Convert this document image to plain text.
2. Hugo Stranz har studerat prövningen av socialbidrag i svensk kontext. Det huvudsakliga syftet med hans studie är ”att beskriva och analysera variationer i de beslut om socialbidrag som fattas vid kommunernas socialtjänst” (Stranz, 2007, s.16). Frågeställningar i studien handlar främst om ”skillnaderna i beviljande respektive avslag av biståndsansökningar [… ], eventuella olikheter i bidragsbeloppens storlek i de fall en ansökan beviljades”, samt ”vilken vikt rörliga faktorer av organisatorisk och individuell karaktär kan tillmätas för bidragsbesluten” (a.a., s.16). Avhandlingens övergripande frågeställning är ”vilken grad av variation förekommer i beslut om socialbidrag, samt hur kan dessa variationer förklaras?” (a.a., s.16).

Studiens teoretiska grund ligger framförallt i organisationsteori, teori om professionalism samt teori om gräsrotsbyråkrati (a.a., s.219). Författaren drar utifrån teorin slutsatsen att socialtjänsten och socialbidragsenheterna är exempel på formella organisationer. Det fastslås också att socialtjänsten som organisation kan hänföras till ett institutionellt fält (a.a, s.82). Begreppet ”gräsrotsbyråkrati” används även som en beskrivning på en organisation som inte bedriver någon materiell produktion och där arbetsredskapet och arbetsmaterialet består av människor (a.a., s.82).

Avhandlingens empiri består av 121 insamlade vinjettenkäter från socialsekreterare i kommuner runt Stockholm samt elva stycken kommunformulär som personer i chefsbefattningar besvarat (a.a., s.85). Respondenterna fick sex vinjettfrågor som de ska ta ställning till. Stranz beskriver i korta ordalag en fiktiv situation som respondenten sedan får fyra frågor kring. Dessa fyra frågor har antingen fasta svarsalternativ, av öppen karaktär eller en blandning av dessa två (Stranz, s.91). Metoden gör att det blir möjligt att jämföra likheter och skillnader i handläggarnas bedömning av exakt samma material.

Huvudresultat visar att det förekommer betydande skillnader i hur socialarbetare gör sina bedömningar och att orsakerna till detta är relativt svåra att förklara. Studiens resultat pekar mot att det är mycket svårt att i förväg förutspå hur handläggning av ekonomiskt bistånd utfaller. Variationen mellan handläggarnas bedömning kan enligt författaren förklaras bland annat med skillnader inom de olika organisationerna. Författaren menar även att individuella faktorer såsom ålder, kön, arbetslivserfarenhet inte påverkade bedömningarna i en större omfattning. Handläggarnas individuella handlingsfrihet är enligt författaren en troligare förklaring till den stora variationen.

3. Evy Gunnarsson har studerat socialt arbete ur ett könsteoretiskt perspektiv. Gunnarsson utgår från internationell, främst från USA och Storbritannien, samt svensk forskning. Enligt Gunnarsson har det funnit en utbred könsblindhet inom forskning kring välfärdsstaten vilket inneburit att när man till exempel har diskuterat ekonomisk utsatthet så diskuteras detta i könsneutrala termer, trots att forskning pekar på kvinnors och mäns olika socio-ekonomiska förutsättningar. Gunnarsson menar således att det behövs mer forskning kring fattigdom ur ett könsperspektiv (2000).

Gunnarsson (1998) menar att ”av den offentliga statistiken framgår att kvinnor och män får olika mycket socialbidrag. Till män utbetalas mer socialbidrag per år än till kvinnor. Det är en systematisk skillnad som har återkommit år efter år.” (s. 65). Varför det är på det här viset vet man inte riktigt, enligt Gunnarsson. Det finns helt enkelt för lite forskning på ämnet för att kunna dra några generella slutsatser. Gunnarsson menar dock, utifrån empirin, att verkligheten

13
-----
*What this task involves*: Restate the whole of the material exactly.

*Solution to the problem*:
Convert this document image to plain text.
2. Hugo Stranz har studerat prövningen av socialbidrag i svensk kontext. Det huvudsakliga syftet med hans studie är ”att beskriva och analysera variationer i de beslut om socialbidrag som fattas vid kommunernas socialtjänst” (Stranz, 2007, s.16). Frågeställningar i studien handlar främst om ”skillnaderna i beviljande respektive avslag av biståndsansökningar [… ], eventuella olikheter i bidragsbeloppens storlek i de fall en ansökan beviljades”, samt ”vilken vikt rörliga faktorer av organisatorisk och individuell karaktär kan tillmätas för bidragsbesluten” (a.a., s.16). Avhandlingens övergripande frågeställning är ”vilken grad av variation förekommer i beslut om socialbidrag, samt hur kan dessa variationer förklaras?” (a.a., s.16).

Studiens teoretiska grund ligger framförallt i organisationsteori, teori om professionalism samt teori om gräsrotsbyråkrati (a.a., s.219). Författaren drar utifrån teorin slutsatsen att socialtjänsten och socialbidragsenheterna är exempel på formella organisationer. Det fastslås också att socialtjänsten som organisation kan hänföras till ett institutionellt fält (a.a, s.82). Begreppet ”gräsrotsbyråkrati” används även som en beskrivning på en organisation som inte bedriver någon materiell produktion och där arbetsredskapet och arbetsmaterialet består av människor (a.a., s.82).

Avhandlingens empiri består av 121 insamlade vinjettenkäter från socialsekreterare i kommuner runt Stockholm samt elva stycken kommunformulär som personer i chefsbefattningar besvarat (a.a., s.85). Respondenterna fick sex vinjettfrågor som de ska ta ställning till. Stranz beskriver i korta ordalag en fiktiv situation som respondenten sedan får fyra frågor kring. Dessa fyra frågor har antingen fasta svarsalternativ, av öppen karaktär eller en blandning av dessa två (Stranz, s.91). Metoden gör att det blir möjligt att jämföra likheter och skillnader i handläggarnas bedömning av exakt samma material.

Huvudresultat visar att det förekommer betydande skillnader i hur socialarbetare gör sina bedömningar och att orsakerna till detta är relativt svåra att förklara. Studiens resultat pekar mot att det är mycket svårt att i förväg förutspå hur handläggning av ekonomiskt bistånd utfaller. Variationen mellan handläggarnas bedömning kan enligt författaren förklaras bland annat med skillnader inom de olika organisationerna. Författaren menar även att individuella faktorer såsom ålder, kön, arbetslivserfarenhet inte påverkade bedömningarna i en större omfattning. Handläggarnas individuella handlingsfrihet är enligt författaren en troligare förklaring till den stora variationen.

3. Evy Gunnarsson har studerat socialt arbete ur ett könsteoretiskt perspektiv. Gunnarsson utgår från internationell, främst från USA och Storbritannien, samt svensk forskning. Enligt Gunnarsson har det funnit en utbred könsblindhet inom forskning kring välfärdsstaten vilket inneburit att när man till exempel har diskuterat ekonomisk utsatthet så diskuteras detta i könsneutrala termer, trots att forskning pekar på kvinnors och mäns olika socio-ekonomiska förutsättningar. Gunnarsson menar således att det behövs mer forskning kring fattigdom ur ett könsperspektiv (2000).

Gunnarsson (1998) menar att ”av den offentliga statistiken framgår att kvinnor och män får olika mycket socialbidrag. Till män utbetalas mer socialbidrag per år än till kvinnor. Det är en systematisk skillnad som har återkommit år efter år.” (s. 65). Varför det är på det här viset vet man inte riktigt, enligt Gunnarsson. Det finns helt enkelt för lite forskning på ämnet för att kunna dra några generella slutsatser. Gunnarsson menar dock, utifrån empirin, att verkligheten

13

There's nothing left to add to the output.